→ TASK
Could you write out the records below exactly as they appear, leaving out any pictures?

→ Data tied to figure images
******

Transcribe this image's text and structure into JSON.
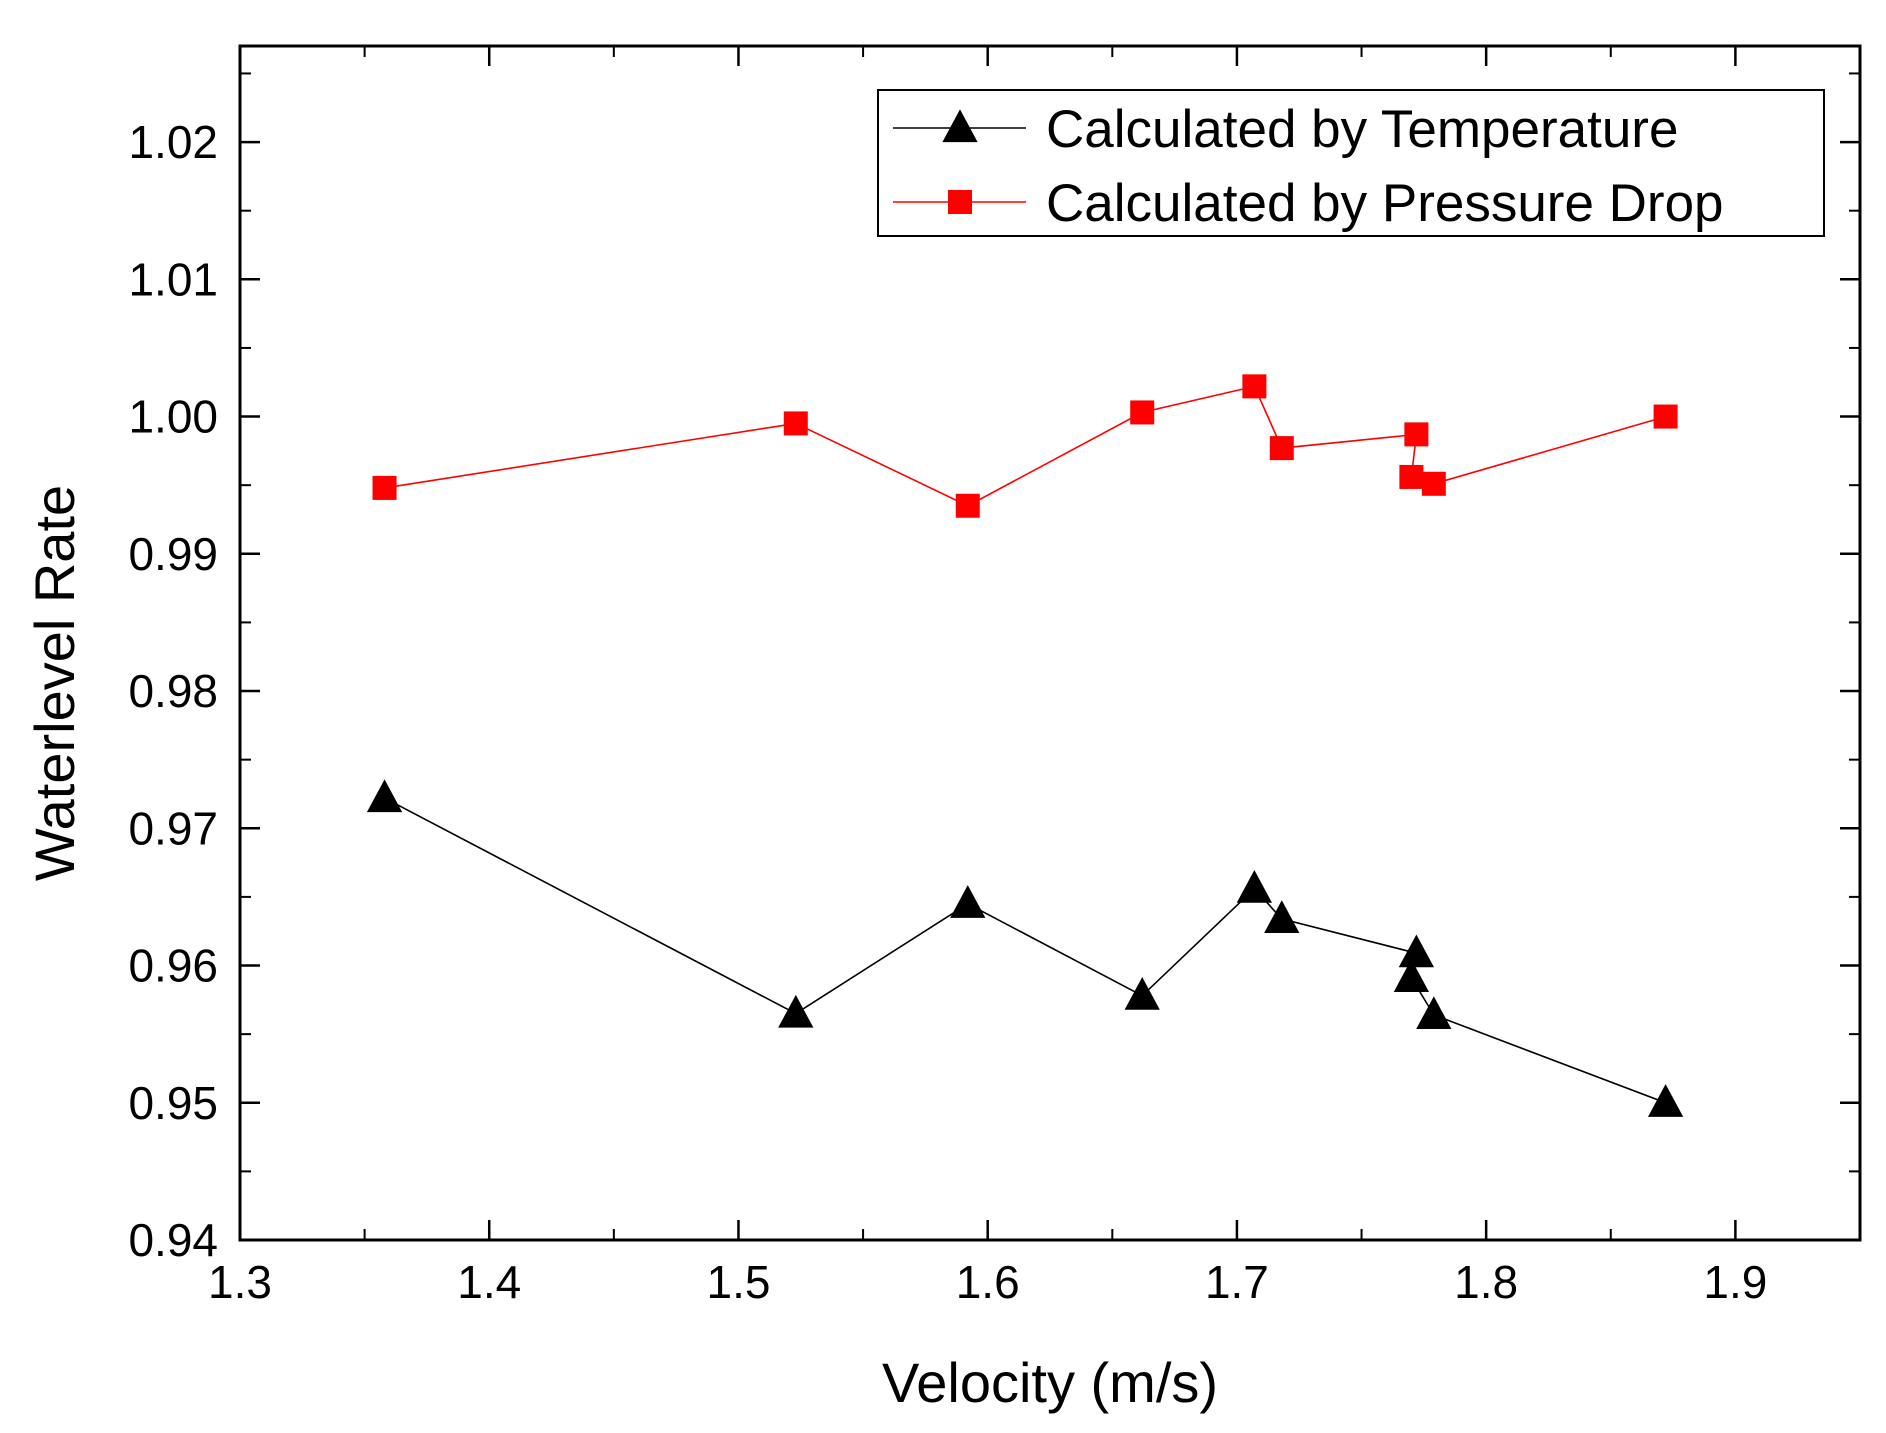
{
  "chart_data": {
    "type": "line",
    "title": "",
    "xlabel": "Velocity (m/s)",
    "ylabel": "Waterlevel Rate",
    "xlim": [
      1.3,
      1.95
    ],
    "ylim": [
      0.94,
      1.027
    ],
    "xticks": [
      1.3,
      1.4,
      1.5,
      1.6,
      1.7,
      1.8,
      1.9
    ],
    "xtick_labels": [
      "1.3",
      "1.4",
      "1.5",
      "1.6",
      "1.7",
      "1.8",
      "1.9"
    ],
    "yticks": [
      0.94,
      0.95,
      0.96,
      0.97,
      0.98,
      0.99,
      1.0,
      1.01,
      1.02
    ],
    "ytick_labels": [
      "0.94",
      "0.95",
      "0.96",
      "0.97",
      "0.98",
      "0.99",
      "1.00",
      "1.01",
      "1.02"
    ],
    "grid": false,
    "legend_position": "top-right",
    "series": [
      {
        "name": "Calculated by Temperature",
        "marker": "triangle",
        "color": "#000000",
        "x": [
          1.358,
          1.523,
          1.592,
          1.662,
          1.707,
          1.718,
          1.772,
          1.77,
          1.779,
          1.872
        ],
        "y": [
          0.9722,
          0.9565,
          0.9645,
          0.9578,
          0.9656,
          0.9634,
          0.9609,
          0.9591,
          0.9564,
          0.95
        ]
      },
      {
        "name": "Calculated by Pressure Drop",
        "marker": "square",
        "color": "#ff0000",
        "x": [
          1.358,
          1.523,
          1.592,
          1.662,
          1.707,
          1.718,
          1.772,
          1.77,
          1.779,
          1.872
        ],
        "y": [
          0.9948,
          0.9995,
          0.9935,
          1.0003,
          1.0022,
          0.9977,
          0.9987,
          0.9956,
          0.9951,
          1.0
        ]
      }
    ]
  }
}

******

→ TASK SOLUTION
Transcribe this image's text and structure into JSON.
{
  "chart_data": {
    "type": "line",
    "title": "",
    "xlabel": "Velocity (m/s)",
    "ylabel": "Waterlevel Rate",
    "xlim": [
      1.3,
      1.95
    ],
    "ylim": [
      0.94,
      1.027
    ],
    "xticks": [
      1.3,
      1.4,
      1.5,
      1.6,
      1.7,
      1.8,
      1.9
    ],
    "xtick_labels": [
      "1.3",
      "1.4",
      "1.5",
      "1.6",
      "1.7",
      "1.8",
      "1.9"
    ],
    "yticks": [
      0.94,
      0.95,
      0.96,
      0.97,
      0.98,
      0.99,
      1.0,
      1.01,
      1.02
    ],
    "ytick_labels": [
      "0.94",
      "0.95",
      "0.96",
      "0.97",
      "0.98",
      "0.99",
      "1.00",
      "1.01",
      "1.02"
    ],
    "grid": false,
    "legend_position": "top-right",
    "series": [
      {
        "name": "Calculated by Temperature",
        "marker": "triangle",
        "color": "#000000",
        "x": [
          1.358,
          1.523,
          1.592,
          1.662,
          1.707,
          1.718,
          1.772,
          1.77,
          1.779,
          1.872
        ],
        "y": [
          0.9722,
          0.9565,
          0.9645,
          0.9578,
          0.9656,
          0.9634,
          0.9609,
          0.9591,
          0.9564,
          0.95
        ]
      },
      {
        "name": "Calculated by Pressure Drop",
        "marker": "square",
        "color": "#ff0000",
        "x": [
          1.358,
          1.523,
          1.592,
          1.662,
          1.707,
          1.718,
          1.772,
          1.77,
          1.779,
          1.872
        ],
        "y": [
          0.9948,
          0.9995,
          0.9935,
          1.0003,
          1.0022,
          0.9977,
          0.9987,
          0.9956,
          0.9951,
          1.0
        ]
      }
    ]
  }
}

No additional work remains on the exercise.